Document source |
┏━━
Ouvert en 2022, Olab est devenu un lieu incontournable pour les amateurs de photographie argentique à Marseille. Fondé par Damien Chamcirkan, le laboratoire ne cesse de croître, avec un projet de deuxième boutique à l’horizon 2025. Entre développement, expositions et ateliers, Olab fédère une véritable communauté autour de la pellicule dans la cité phocéenne.
« Photographier, c’est aligner la tête, l’œil et le cœur », disait Henri Cartier-Bresson. Une citation qui résonne particulièrement dans l’histoire d’Olab, né de cette union entre passion et technique.
Installé au 2, rue de la Bibliothèque, à deux pas de la Plaine, le laboratoire se distingue par sa façade rouge ornée de grandes lettres jaunes, un repère pour les photographes de la cité phocéenne.
Le projet a pris forme au Couvent Levat, dans le quartier de la Belle de Mai, avant de s’étendre pour répondre à l’engouement grandissant autour de la photographie argentique. « Je voulais créer un lieu fédérateur autour de l’argentique », explique Damien Chamcirkan, qui s’inspire de ses débuts dans le graffiti.
┗━━
Données enregistrées |
┏━━
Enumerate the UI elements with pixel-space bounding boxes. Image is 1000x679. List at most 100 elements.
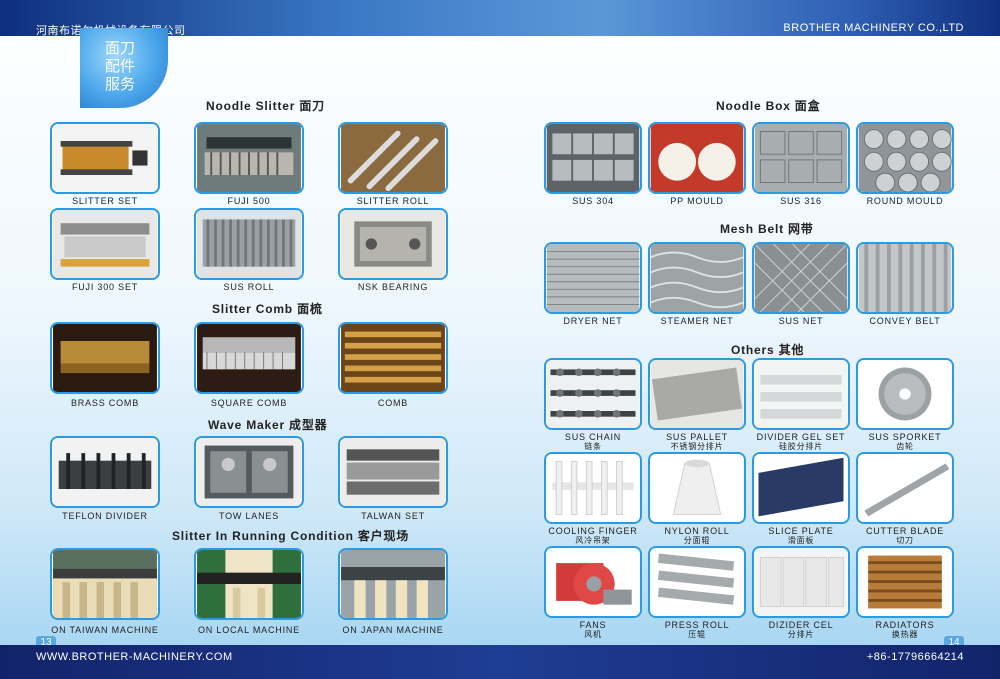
┗━━
Consigne écrite 1 |
Répondez aux questions suivantes à partir du texte sur Olab :
(a) En quelle année Olab a-t-il ouvert ?
(b) À quelle adresse le laboratoire est-il installé ?
(c) Dans quel lieu le projet a-t-il pris forme ?
Consigne écrite 2 |
Recopiez le passage du texte sur Olab qui va de « Le projet a » jusqu'à « dans le graffiti. » inclus, en remplaçant « graffiti » par « street art ».

Solution 1 |
(a) En 2022.
(b) Au 2, rue de la Bibliothèque.
(c) Au Couvent Levat, dans le quartier de la Belle de Mai.

Solution 2 |
Le projet a pris forme au Couvent Levat, dans le quartier de la Belle de Mai, avant de s’étendre pour répondre à l’engouement grandissant autour de la photographie argentique. « Je voulais créer un lieu fédérateur autour de l’argentique », explique Damien Chamcirkan, qui s’inspire de ses débuts dans le street art.